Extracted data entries
----------------------------------------

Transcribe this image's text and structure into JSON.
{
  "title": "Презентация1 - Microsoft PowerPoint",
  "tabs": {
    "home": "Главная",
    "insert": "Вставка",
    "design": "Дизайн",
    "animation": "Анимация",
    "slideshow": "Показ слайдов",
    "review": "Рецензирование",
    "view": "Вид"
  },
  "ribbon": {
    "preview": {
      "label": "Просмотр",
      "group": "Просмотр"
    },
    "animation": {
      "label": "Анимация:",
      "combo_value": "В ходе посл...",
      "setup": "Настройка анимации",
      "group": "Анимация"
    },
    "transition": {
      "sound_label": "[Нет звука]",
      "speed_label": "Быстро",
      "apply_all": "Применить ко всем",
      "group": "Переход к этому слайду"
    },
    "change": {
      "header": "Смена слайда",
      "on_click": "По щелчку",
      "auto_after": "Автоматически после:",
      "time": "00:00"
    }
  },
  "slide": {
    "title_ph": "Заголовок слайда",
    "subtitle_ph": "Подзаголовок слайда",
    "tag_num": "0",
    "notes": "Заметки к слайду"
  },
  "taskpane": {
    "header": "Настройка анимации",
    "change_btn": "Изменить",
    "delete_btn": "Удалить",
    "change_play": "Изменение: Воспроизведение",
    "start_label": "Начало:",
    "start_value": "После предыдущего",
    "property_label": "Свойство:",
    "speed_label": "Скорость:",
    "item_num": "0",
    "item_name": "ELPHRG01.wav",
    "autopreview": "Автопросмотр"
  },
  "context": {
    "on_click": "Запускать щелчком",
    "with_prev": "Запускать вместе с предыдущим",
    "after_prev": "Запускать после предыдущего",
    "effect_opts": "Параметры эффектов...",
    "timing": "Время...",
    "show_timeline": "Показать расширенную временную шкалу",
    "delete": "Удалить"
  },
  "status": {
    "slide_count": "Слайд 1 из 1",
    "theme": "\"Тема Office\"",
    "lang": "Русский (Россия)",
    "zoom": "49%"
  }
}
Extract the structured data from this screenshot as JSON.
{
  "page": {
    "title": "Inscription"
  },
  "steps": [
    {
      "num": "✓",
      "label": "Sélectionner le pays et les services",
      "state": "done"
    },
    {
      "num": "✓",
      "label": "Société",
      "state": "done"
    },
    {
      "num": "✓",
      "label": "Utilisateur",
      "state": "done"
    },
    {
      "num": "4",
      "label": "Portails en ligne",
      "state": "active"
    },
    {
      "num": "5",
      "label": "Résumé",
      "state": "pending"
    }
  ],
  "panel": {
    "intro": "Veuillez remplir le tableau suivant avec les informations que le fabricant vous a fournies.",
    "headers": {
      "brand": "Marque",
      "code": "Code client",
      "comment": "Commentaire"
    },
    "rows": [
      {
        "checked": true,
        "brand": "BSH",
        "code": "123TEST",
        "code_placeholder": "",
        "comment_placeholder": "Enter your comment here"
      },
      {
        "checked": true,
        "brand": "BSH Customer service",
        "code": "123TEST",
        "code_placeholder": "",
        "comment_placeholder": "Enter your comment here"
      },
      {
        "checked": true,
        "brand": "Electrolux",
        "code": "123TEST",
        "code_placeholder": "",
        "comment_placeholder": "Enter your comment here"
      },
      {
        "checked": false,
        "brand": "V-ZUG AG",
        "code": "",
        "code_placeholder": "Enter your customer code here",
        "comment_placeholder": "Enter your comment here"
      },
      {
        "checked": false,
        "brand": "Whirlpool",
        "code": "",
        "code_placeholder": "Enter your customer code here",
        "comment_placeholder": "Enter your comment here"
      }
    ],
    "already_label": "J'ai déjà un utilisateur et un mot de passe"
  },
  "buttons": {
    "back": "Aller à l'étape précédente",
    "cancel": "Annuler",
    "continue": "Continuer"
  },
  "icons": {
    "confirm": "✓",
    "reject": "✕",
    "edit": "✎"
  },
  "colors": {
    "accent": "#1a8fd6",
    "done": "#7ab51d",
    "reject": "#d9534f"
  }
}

----------------------------------------

**WORK TO BE COMPLETED:** Every record above should be output exactly.

**SOLUTION BELOW:**
Transcribe this image's text and structure into JSON.
{
  "title": "Презентация1 - Microsoft PowerPoint",
  "tabs": {
    "home": "Главная",
    "insert": "Вставка",
    "design": "Дизайн",
    "animation": "Анимация",
    "slideshow": "Показ слайдов",
    "review": "Рецензирование",
    "view": "Вид"
  },
  "ribbon": {
    "preview": {
      "label": "Просмотр",
      "group": "Просмотр"
    },
    "animation": {
      "label": "Анимация:",
      "combo_value": "В ходе посл...",
      "setup": "Настройка анимации",
      "group": "Анимация"
    },
    "transition": {
      "sound_label": "[Нет звука]",
      "speed_label": "Быстро",
      "apply_all": "Применить ко всем",
      "group": "Переход к этому слайду"
    },
    "change": {
      "header": "Смена слайда",
      "on_click": "По щелчку",
      "auto_after": "Автоматически после:",
      "time": "00:00"
    }
  },
  "slide": {
    "title_ph": "Заголовок слайда",
    "subtitle_ph": "Подзаголовок слайда",
    "tag_num": "0",
    "notes": "Заметки к слайду"
  },
  "taskpane": {
    "header": "Настройка анимации",
    "change_btn": "Изменить",
    "delete_btn": "Удалить",
    "change_play": "Изменение: Воспроизведение",
    "start_label": "Начало:",
    "start_value": "После предыдущего",
    "property_label": "Свойство:",
    "speed_label": "Скорость:",
    "item_num": "0",
    "item_name": "ELPHRG01.wav",
    "autopreview": "Автопросмотр"
  },
  "context": {
    "on_click": "Запускать щелчком",
    "with_prev": "Запускать вместе с предыдущим",
    "after_prev": "Запускать после предыдущего",
    "effect_opts": "Параметры эффектов...",
    "timing": "Время...",
    "show_timeline": "Показать расширенную временную шкалу",
    "delete": "Удалить"
  },
  "status": {
    "slide_count": "Слайд 1 из 1",
    "theme": "\"Тема Office\"",
    "lang": "Русский (Россия)",
    "zoom": "49%"
  }
}
Extract the structured data from this screenshot as JSON.
{
  "page": {
    "title": "Inscription"
  },
  "steps": [
    {
      "num": "✓",
      "label": "Sélectionner le pays et les services",
      "state": "done"
    },
    {
      "num": "✓",
      "label": "Société",
      "state": "done"
    },
    {
      "num": "✓",
      "label": "Utilisateur",
      "state": "done"
    },
    {
      "num": "4",
      "label": "Portails en ligne",
      "state": "active"
    },
    {
      "num": "5",
      "label": "Résumé",
      "state": "pending"
    }
  ],
  "panel": {
    "intro": "Veuillez remplir le tableau suivant avec les informations que le fabricant vous a fournies.",
    "headers": {
      "brand": "Marque",
      "code": "Code client",
      "comment": "Commentaire"
    },
    "rows": [
      {
        "checked": true,
        "brand": "BSH",
        "code": "123TEST",
        "code_placeholder": "",
        "comment_placeholder": "Enter your comment here"
      },
      {
        "checked": true,
        "brand": "BSH Customer service",
        "code": "123TEST",
        "code_placeholder": "",
        "comment_placeholder": "Enter your comment here"
      },
      {
        "checked": true,
        "brand": "Electrolux",
        "code": "123TEST",
        "code_placeholder": "",
        "comment_placeholder": "Enter your comment here"
      },
      {
        "checked": false,
        "brand": "V-ZUG AG",
        "code": "",
        "code_placeholder": "Enter your customer code here",
        "comment_placeholder": "Enter your comment here"
      },
      {
        "checked": false,
        "brand": "Whirlpool",
        "code": "",
        "code_placeholder": "Enter your customer code here",
        "comment_placeholder": "Enter your comment here"
      }
    ],
    "already_label": "J'ai déjà un utilisateur et un mot de passe"
  },
  "buttons": {
    "back": "Aller à l'étape précédente",
    "cancel": "Annuler",
    "continue": "Continuer"
  },
  "icons": {
    "confirm": "✓",
    "reject": "✕",
    "edit": "✎"
  },
  "colors": {
    "accent": "#1a8fd6",
    "done": "#7ab51d",
    "reject": "#d9534f"
  }
}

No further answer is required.